_SUPPLIED DATA_:
+++

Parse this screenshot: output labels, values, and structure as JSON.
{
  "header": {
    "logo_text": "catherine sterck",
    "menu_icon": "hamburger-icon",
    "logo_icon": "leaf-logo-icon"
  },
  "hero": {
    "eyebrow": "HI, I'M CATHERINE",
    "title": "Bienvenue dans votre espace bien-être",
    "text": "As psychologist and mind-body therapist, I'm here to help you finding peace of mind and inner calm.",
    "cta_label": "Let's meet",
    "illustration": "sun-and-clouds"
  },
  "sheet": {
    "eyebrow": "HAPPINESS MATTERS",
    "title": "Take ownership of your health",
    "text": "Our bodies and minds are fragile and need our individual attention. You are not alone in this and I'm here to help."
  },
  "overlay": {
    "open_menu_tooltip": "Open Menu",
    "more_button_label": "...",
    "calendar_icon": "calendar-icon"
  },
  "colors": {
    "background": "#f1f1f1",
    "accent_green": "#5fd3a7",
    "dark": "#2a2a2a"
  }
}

+++

_WORK TO BE COMPLETED_: Extract the full listing and reproduce each line exactly.

_ANSWER TO THE EXERCISE_:
Parse this screenshot: output labels, values, and structure as JSON.
{
  "header": {
    "logo_text": "catherine sterck",
    "menu_icon": "hamburger-icon",
    "logo_icon": "leaf-logo-icon"
  },
  "hero": {
    "eyebrow": "HI, I'M CATHERINE",
    "title": "Bienvenue dans votre espace bien-être",
    "text": "As psychologist and mind-body therapist, I'm here to help you finding peace of mind and inner calm.",
    "cta_label": "Let's meet",
    "illustration": "sun-and-clouds"
  },
  "sheet": {
    "eyebrow": "HAPPINESS MATTERS",
    "title": "Take ownership of your health",
    "text": "Our bodies and minds are fragile and need our individual attention. You are not alone in this and I'm here to help."
  },
  "overlay": {
    "open_menu_tooltip": "Open Menu",
    "more_button_label": "...",
    "calendar_icon": "calendar-icon"
  },
  "colors": {
    "background": "#f1f1f1",
    "accent_green": "#5fd3a7",
    "dark": "#2a2a2a"
  }
}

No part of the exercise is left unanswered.